Exercise instructions: Extract the full listing below without altering a single character.

Listing:
--- BEGIN ---

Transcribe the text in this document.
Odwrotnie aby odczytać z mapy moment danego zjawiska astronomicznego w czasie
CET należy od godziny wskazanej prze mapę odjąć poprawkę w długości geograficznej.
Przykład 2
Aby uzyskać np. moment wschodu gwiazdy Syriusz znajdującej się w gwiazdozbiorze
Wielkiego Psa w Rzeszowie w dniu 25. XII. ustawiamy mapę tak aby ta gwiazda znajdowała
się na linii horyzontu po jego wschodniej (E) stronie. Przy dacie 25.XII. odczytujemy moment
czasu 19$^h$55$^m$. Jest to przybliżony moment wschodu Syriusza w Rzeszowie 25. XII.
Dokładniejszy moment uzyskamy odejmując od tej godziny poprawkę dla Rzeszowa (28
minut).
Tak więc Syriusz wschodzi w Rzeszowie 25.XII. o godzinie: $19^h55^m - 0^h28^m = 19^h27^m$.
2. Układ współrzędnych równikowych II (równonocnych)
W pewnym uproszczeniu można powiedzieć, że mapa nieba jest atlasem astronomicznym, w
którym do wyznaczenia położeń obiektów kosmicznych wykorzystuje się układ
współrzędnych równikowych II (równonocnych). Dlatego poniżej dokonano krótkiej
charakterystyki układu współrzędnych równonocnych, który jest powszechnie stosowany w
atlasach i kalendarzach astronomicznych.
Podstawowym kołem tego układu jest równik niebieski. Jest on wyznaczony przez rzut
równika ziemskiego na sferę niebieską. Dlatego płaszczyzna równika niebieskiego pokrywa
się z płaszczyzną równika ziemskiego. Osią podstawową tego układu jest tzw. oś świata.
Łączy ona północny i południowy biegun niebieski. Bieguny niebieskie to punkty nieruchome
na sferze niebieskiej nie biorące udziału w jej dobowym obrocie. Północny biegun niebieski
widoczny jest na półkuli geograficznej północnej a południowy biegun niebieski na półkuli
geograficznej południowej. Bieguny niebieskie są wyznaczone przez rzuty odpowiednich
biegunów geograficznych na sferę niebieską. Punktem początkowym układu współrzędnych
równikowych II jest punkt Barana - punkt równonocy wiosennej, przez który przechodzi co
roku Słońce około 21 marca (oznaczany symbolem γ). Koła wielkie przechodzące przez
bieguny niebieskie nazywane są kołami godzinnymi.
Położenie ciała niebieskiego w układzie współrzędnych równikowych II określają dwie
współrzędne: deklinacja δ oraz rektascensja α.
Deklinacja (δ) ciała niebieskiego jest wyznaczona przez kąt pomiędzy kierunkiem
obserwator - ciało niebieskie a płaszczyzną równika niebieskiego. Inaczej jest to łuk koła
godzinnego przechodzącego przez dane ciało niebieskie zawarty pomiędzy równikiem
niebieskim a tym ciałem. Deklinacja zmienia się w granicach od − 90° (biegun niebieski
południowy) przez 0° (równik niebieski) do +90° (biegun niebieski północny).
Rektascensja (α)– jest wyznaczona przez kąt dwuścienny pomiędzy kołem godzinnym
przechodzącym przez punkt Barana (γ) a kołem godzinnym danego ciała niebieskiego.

--- END ---

Correct response:
Transcribe the text in this document.
Odwrotnie aby odczytać z mapy moment danego zjawiska astronomicznego w czasie
CET należy od godziny wskazanej prze mapę odjąć poprawkę w długości geograficznej.
Przykład 2
Aby uzyskać np. moment wschodu gwiazdy Syriusz znajdującej się w gwiazdozbiorze
Wielkiego Psa w Rzeszowie w dniu 25. XII. ustawiamy mapę tak aby ta gwiazda znajdowała
się na linii horyzontu po jego wschodniej (E) stronie. Przy dacie 25.XII. odczytujemy moment
czasu 19$^h$55$^m$. Jest to przybliżony moment wschodu Syriusza w Rzeszowie 25. XII.
Dokładniejszy moment uzyskamy odejmując od tej godziny poprawkę dla Rzeszowa (28
minut).
Tak więc Syriusz wschodzi w Rzeszowie 25.XII. o godzinie: $19^h55^m - 0^h28^m = 19^h27^m$.
2. Układ współrzędnych równikowych II (równonocnych)
W pewnym uproszczeniu można powiedzieć, że mapa nieba jest atlasem astronomicznym, w
którym do wyznaczenia położeń obiektów kosmicznych wykorzystuje się układ
współrzędnych równikowych II (równonocnych). Dlatego poniżej dokonano krótkiej
charakterystyki układu współrzędnych równonocnych, który jest powszechnie stosowany w
atlasach i kalendarzach astronomicznych.
Podstawowym kołem tego układu jest równik niebieski. Jest on wyznaczony przez rzut
równika ziemskiego na sferę niebieską. Dlatego płaszczyzna równika niebieskiego pokrywa
się z płaszczyzną równika ziemskiego. Osią podstawową tego układu jest tzw. oś świata.
Łączy ona północny i południowy biegun niebieski. Bieguny niebieskie to punkty nieruchome
na sferze niebieskiej nie biorące udziału w jej dobowym obrocie. Północny biegun niebieski
widoczny jest na półkuli geograficznej północnej a południowy biegun niebieski na półkuli
geograficznej południowej. Bieguny niebieskie są wyznaczone przez rzuty odpowiednich
biegunów geograficznych na sferę niebieską. Punktem początkowym układu współrzędnych
równikowych II jest punkt Barana - punkt równonocy wiosennej, przez który przechodzi co
roku Słońce około 21 marca (oznaczany symbolem γ). Koła wielkie przechodzące przez
bieguny niebieskie nazywane są kołami godzinnymi.
Położenie ciała niebieskiego w układzie współrzędnych równikowych II określają dwie
współrzędne: deklinacja δ oraz rektascensja α.
Deklinacja (δ) ciała niebieskiego jest wyznaczona przez kąt pomiędzy kierunkiem
obserwator - ciało niebieskie a płaszczyzną równika niebieskiego. Inaczej jest to łuk koła
godzinnego przechodzącego przez dane ciało niebieskie zawarty pomiędzy równikiem
niebieskim a tym ciałem. Deklinacja zmienia się w granicach od − 90° (biegun niebieski
południowy) przez 0° (równik niebieski) do +90° (biegun niebieski północny).
Rektascensja (α)– jest wyznaczona przez kąt dwuścienny pomiędzy kołem godzinnym
przechodzącym przez punkt Barana (γ) a kołem godzinnym danego ciała niebieskiego.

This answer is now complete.